**PROMPT:** Identify the lines that contain the string "icon", then copy each of them.
☆ ☆ ☆ ☆ ☆ ☆ ☆
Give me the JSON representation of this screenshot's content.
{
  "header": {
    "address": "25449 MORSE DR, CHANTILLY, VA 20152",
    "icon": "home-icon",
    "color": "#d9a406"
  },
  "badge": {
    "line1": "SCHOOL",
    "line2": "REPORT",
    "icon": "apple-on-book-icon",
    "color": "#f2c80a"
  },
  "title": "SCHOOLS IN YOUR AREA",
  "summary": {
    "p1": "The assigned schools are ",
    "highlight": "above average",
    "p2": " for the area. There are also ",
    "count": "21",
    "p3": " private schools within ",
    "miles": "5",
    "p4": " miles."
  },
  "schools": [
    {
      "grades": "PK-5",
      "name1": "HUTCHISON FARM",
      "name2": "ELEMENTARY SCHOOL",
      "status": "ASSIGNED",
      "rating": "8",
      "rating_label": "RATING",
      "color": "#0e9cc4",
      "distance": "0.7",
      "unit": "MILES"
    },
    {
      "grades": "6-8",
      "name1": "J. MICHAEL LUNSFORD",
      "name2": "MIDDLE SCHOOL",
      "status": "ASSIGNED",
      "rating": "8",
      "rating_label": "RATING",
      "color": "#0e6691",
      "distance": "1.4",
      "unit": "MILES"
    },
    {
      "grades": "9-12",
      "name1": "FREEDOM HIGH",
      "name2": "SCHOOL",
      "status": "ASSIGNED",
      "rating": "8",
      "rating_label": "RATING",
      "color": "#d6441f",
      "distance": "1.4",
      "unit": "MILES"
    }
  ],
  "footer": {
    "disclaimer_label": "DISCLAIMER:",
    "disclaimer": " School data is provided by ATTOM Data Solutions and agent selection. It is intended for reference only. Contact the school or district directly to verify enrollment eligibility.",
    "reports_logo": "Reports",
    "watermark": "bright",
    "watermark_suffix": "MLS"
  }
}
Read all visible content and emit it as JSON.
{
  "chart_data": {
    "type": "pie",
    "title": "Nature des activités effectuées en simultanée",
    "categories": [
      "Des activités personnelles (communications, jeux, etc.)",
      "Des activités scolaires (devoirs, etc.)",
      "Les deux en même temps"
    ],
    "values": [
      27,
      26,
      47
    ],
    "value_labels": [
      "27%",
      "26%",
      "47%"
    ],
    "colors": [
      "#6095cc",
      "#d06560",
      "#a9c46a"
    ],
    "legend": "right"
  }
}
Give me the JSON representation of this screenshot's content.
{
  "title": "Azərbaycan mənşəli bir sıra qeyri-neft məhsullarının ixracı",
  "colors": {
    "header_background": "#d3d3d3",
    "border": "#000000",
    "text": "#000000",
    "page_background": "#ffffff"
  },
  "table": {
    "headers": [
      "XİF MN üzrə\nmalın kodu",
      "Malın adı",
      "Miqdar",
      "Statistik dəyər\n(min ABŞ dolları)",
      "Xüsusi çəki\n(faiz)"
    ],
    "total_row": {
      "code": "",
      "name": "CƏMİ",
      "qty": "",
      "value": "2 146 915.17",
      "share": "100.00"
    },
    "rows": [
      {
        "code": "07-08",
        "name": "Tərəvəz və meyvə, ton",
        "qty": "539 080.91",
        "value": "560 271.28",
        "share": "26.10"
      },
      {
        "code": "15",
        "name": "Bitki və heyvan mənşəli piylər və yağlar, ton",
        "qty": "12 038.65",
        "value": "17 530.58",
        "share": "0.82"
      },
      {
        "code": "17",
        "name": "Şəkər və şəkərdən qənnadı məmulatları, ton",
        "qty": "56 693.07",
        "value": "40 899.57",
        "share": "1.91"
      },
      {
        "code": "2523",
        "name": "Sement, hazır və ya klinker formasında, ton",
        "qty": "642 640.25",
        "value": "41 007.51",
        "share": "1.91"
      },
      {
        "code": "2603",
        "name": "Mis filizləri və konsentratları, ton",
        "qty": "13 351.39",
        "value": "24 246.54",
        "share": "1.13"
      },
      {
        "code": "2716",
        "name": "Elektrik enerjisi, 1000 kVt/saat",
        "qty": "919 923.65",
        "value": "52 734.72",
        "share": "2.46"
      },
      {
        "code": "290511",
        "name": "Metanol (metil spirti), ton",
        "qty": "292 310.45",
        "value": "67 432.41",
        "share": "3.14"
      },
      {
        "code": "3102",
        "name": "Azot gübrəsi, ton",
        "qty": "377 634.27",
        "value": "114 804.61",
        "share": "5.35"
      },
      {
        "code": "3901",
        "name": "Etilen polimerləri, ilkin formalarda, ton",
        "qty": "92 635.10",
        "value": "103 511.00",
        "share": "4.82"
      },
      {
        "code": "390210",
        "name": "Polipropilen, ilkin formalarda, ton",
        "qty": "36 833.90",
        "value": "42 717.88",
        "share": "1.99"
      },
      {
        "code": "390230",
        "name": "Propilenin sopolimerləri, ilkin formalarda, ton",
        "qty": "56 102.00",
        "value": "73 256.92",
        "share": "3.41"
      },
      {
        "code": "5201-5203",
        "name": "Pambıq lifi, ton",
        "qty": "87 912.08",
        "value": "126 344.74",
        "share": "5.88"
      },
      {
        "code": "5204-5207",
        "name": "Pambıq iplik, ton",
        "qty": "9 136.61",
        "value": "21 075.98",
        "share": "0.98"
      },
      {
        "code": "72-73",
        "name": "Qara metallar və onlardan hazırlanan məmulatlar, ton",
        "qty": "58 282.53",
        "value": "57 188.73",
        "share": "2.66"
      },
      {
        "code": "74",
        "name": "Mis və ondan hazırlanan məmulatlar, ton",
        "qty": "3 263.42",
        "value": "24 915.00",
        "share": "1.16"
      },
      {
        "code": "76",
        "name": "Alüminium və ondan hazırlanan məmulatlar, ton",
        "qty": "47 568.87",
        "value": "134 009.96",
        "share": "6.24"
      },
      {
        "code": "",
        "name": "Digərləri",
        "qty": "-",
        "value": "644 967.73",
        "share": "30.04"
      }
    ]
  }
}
☆ ☆ ☆ ☆ ☆ ☆ ☆
**RESPONSE FOR THIS EXERCISE:**
    "icon": "home-icon",
    "icon": "apple-on-book-icon",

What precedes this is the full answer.